Set problem — Each line below must be set down exactly; omit any image you find.
[START]
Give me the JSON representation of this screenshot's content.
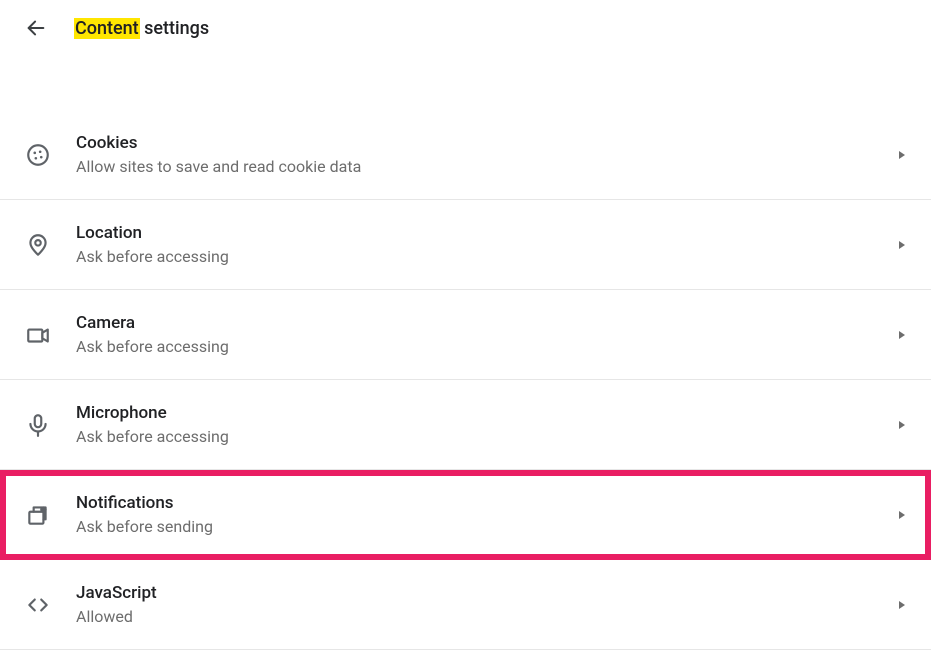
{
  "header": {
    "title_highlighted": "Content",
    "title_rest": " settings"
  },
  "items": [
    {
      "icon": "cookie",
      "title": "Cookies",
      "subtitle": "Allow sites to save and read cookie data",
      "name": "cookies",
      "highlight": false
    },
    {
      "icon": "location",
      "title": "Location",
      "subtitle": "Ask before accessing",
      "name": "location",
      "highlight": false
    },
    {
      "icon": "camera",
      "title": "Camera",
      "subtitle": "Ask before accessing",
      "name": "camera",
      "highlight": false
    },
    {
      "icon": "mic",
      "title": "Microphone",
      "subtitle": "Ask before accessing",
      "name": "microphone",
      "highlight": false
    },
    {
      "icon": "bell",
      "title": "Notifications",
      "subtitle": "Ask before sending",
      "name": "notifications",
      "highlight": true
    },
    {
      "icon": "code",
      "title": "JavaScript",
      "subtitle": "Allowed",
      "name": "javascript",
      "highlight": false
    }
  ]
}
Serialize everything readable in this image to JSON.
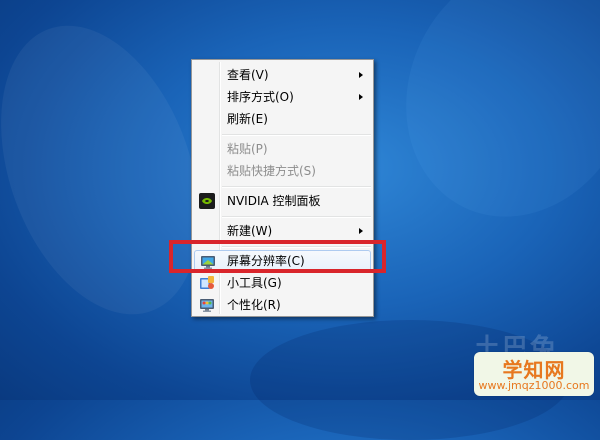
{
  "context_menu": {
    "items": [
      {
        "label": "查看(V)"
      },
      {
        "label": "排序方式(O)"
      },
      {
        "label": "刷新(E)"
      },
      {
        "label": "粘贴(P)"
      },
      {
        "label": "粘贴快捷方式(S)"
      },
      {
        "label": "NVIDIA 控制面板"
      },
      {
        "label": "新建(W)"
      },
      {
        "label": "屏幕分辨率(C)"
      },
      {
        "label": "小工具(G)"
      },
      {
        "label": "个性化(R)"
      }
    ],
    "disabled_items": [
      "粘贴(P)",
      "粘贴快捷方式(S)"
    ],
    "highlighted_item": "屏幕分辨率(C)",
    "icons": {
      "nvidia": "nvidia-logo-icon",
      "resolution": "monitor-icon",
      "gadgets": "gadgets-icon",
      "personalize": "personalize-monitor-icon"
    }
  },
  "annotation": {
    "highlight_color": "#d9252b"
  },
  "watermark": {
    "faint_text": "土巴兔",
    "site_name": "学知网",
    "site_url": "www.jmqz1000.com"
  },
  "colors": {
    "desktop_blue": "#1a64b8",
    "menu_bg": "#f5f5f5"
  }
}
[END]
The result —
Give me the JSON representation of this screenshot's content.
{
  "header": {
    "title_highlighted": "Content",
    "title_rest": " settings"
  },
  "items": [
    {
      "icon": "cookie",
      "title": "Cookies",
      "subtitle": "Allow sites to save and read cookie data",
      "name": "cookies",
      "highlight": false
    },
    {
      "icon": "location",
      "title": "Location",
      "subtitle": "Ask before accessing",
      "name": "location",
      "highlight": false
    },
    {
      "icon": "camera",
      "title": "Camera",
      "subtitle": "Ask before accessing",
      "name": "camera",
      "highlight": false
    },
    {
      "icon": "mic",
      "title": "Microphone",
      "subtitle": "Ask before accessing",
      "name": "microphone",
      "highlight": false
    },
    {
      "icon": "bell",
      "title": "Notifications",
      "subtitle": "Ask before sending",
      "name": "notifications",
      "highlight": true
    },
    {
      "icon": "code",
      "title": "JavaScript",
      "subtitle": "Allowed",
      "name": "javascript",
      "highlight": false
    }
  ]
}
Serialize everything readable in this image to JSON.
{
  "context_menu": {
    "items": [
      {
        "label": "查看(V)"
      },
      {
        "label": "排序方式(O)"
      },
      {
        "label": "刷新(E)"
      },
      {
        "label": "粘贴(P)"
      },
      {
        "label": "粘贴快捷方式(S)"
      },
      {
        "label": "NVIDIA 控制面板"
      },
      {
        "label": "新建(W)"
      },
      {
        "label": "屏幕分辨率(C)"
      },
      {
        "label": "小工具(G)"
      },
      {
        "label": "个性化(R)"
      }
    ],
    "disabled_items": [
      "粘贴(P)",
      "粘贴快捷方式(S)"
    ],
    "highlighted_item": "屏幕分辨率(C)",
    "icons": {
      "nvidia": "nvidia-logo-icon",
      "resolution": "monitor-icon",
      "gadgets": "gadgets-icon",
      "personalize": "personalize-monitor-icon"
    }
  },
  "annotation": {
    "highlight_color": "#d9252b"
  },
  "watermark": {
    "faint_text": "土巴兔",
    "site_name": "学知网",
    "site_url": "www.jmqz1000.com"
  },
  "colors": {
    "desktop_blue": "#1a64b8",
    "menu_bg": "#f5f5f5"
  }
}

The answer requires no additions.